WHAT THE TASK ASKS
Go through the data below and copy it exactly, skipping every picture.

TASK DATA
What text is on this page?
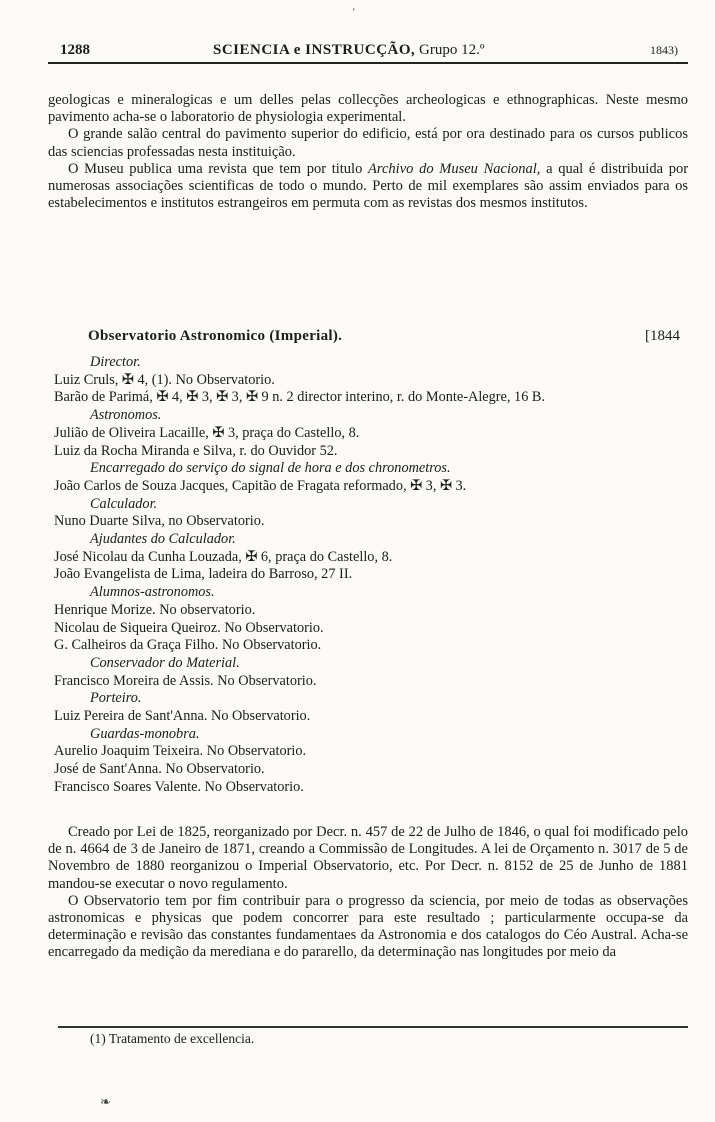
‘
1288	SCIENCIA e INSTRUCÇÃO, Grupo 12.º	1843)

geologicas e mineralogicas e um delles pelas collecções archeologicas e ethnographicas. Neste mesmo pavimento acha-se o laboratorio de physiologia experimental.

O grande salão central do pavimento superior do edificio, está por ora destinado para os cursos publicos das sciencias professadas nesta instituição.

O Museu publica uma revista que tem por titulo Archivo do Museu Nacional, a qual é distribuida por numerosas associações scientificas de todo o mundo. Perto de mil exemplares são assim enviados para os estabelecimentos e institutos estrangeiros em permuta com as revistas dos mesmos institutos.

Observatorio Astronomico (Imperial).	[1844
Director.
Luiz Cruls, ✠ 4, (1). No Observatorio.
Barão de Parimá, ✠ 4, ✠ 3, ✠ 3, ✠ 9 n. 2 director interino, r. do Monte-Alegre, 16 B.
Astronomos.
Julião de Oliveira Lacaille, ✠ 3, praça do Castello, 8.
Luiz da Rocha Miranda e Silva, r. do Ouvidor 52.
Encarregado do serviço do signal de hora e dos chronometros.
João Carlos de Souza Jacques, Capitão de Fragata reformado, ✠ 3, ✠ 3.
Calculador.
Nuno Duarte Silva, no Observatorio.
Ajudantes do Calculador.
José Nicolau da Cunha Louzada, ✠ 6, praça do Castello, 8.
João Evangelista de Lima, ladeira do Barroso, 27 II.
Alumnos-astronomos.
Henrique Morize. No observatorio.
Nicolau de Siqueira Queiroz. No Observatorio.
G. Calheiros da Graça Filho. No Observatorio.
Conservador do Material.
Francisco Moreira de Assis. No Observatorio.
Porteiro.
Luiz Pereira de Sant'Anna. No Observatorio.
Guardas-monobra.
Aurelio Joaquim Teixeira. No Observatorio.
José de Sant'Anna. No Observatorio.
Francisco Soares Valente. No Observatorio.

Creado por Lei de 1825, reorganizado por Decr. n. 457 de 22 de Julho de 1846, o qual foi modificado pelo de n. 4664 de 3 de Janeiro de 1871, creando a Commissão de Longitudes. A lei de Orçamento n. 3017 de 5 de Novembro de 1880 reorganizou o Imperial Observatorio, etc. Por Decr. n. 8152 de 25 de Junho de 1881 mandou-se executar o novo regulamento.

O Observatorio tem por fim contribuir para o progresso da sciencia, por meio de todas as observações astronomicas e physicas que podem concorrer para este resultado ; particularmente occupa-se da determinação e revisão das constantes fundamentaes da Astronomia e dos catalogos do Céo Austral. Acha-se encarregado da medição da merediana e do pararello, da determinação nas longitudes por meio da

(1) Tratamento de excellencia.
❧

THE SOLUTION
What text is on this page?
‘
1288	SCIENCIA e INSTRUCÇÃO, Grupo 12.º	1843)

geologicas e mineralogicas e um delles pelas collecções archeologicas e ethnographicas. Neste mesmo pavimento acha-se o laboratorio de physiologia experimental.

O grande salão central do pavimento superior do edificio, está por ora destinado para os cursos publicos das sciencias professadas nesta instituição.

O Museu publica uma revista que tem por titulo Archivo do Museu Nacional, a qual é distribuida por numerosas associações scientificas de todo o mundo. Perto de mil exemplares são assim enviados para os estabelecimentos e institutos estrangeiros em permuta com as revistas dos mesmos institutos.

Observatorio Astronomico (Imperial).	[1844
Director.
Luiz Cruls, ✠ 4, (1). No Observatorio.
Barão de Parimá, ✠ 4, ✠ 3, ✠ 3, ✠ 9 n. 2 director interino, r. do Monte-Alegre, 16 B.
Astronomos.
Julião de Oliveira Lacaille, ✠ 3, praça do Castello, 8.
Luiz da Rocha Miranda e Silva, r. do Ouvidor 52.
Encarregado do serviço do signal de hora e dos chronometros.
João Carlos de Souza Jacques, Capitão de Fragata reformado, ✠ 3, ✠ 3.
Calculador.
Nuno Duarte Silva, no Observatorio.
Ajudantes do Calculador.
José Nicolau da Cunha Louzada, ✠ 6, praça do Castello, 8.
João Evangelista de Lima, ladeira do Barroso, 27 II.
Alumnos-astronomos.
Henrique Morize. No observatorio.
Nicolau de Siqueira Queiroz. No Observatorio.
G. Calheiros da Graça Filho. No Observatorio.
Conservador do Material.
Francisco Moreira de Assis. No Observatorio.
Porteiro.
Luiz Pereira de Sant'Anna. No Observatorio.
Guardas-monobra.
Aurelio Joaquim Teixeira. No Observatorio.
José de Sant'Anna. No Observatorio.
Francisco Soares Valente. No Observatorio.

Creado por Lei de 1825, reorganizado por Decr. n. 457 de 22 de Julho de 1846, o qual foi modificado pelo de n. 4664 de 3 de Janeiro de 1871, creando a Commissão de Longitudes. A lei de Orçamento n. 3017 de 5 de Novembro de 1880 reorganizou o Imperial Observatorio, etc. Por Decr. n. 8152 de 25 de Junho de 1881 mandou-se executar o novo regulamento.

O Observatorio tem por fim contribuir para o progresso da sciencia, por meio de todas as observações astronomicas e physicas que podem concorrer para este resultado ; particularmente occupa-se da determinação e revisão das constantes fundamentaes da Astronomia e dos catalogos do Céo Austral. Acha-se encarregado da medição da merediana e do pararello, da determinação nas longitudes por meio da

(1) Tratamento de excellencia.
❧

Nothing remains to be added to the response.